TASK DIRECTIONS:
Return all of the data exactly, with nothing left out but the pictures.
┄┄┄┄┄┄┄┄┄┄
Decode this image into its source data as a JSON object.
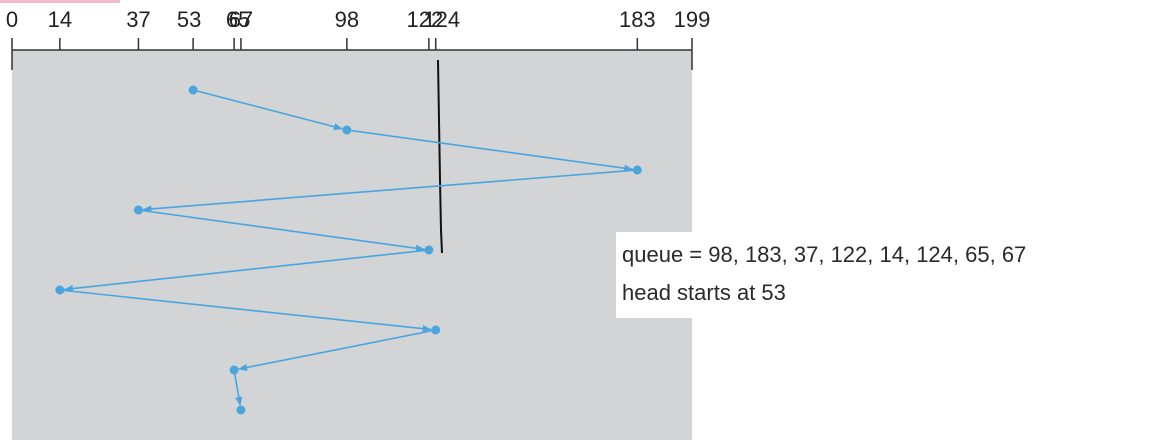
{
  "diagram": {
    "axis": {
      "min": 0,
      "max": 199,
      "ticks": [
        0,
        14,
        37,
        53,
        65,
        67,
        98,
        122,
        124,
        183,
        199
      ],
      "tick_labels": [
        "0",
        "14",
        "37",
        "53",
        "65",
        "67",
        "98",
        "122",
        "124",
        "183",
        "199"
      ]
    },
    "head_path": [
      53,
      98,
      183,
      37,
      122,
      14,
      124,
      65,
      67
    ],
    "marker_value": 124
  },
  "caption": {
    "queue_line": "queue = 98, 183, 37, 122, 14, 124, 65, 67",
    "head_line": "head starts at 53"
  },
  "colors": {
    "path": "#4aa5de",
    "panel": "#d2d4d6",
    "axis": "#333333",
    "marker": "#111111",
    "accent_bar": "#f2b8cc"
  }
}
┄┄┄┄┄┄┄┄┄┄
TASK RESULT:
Decode this image into its source data as a JSON object.
{
  "diagram": {
    "axis": {
      "min": 0,
      "max": 199,
      "ticks": [
        0,
        14,
        37,
        53,
        65,
        67,
        98,
        122,
        124,
        183,
        199
      ],
      "tick_labels": [
        "0",
        "14",
        "37",
        "53",
        "65",
        "67",
        "98",
        "122",
        "124",
        "183",
        "199"
      ]
    },
    "head_path": [
      53,
      98,
      183,
      37,
      122,
      14,
      124,
      65,
      67
    ],
    "marker_value": 124
  },
  "caption": {
    "queue_line": "queue = 98, 183, 37, 122, 14, 124, 65, 67",
    "head_line": "head starts at 53"
  },
  "colors": {
    "path": "#4aa5de",
    "panel": "#d2d4d6",
    "axis": "#333333",
    "marker": "#111111",
    "accent_bar": "#f2b8cc"
  }
}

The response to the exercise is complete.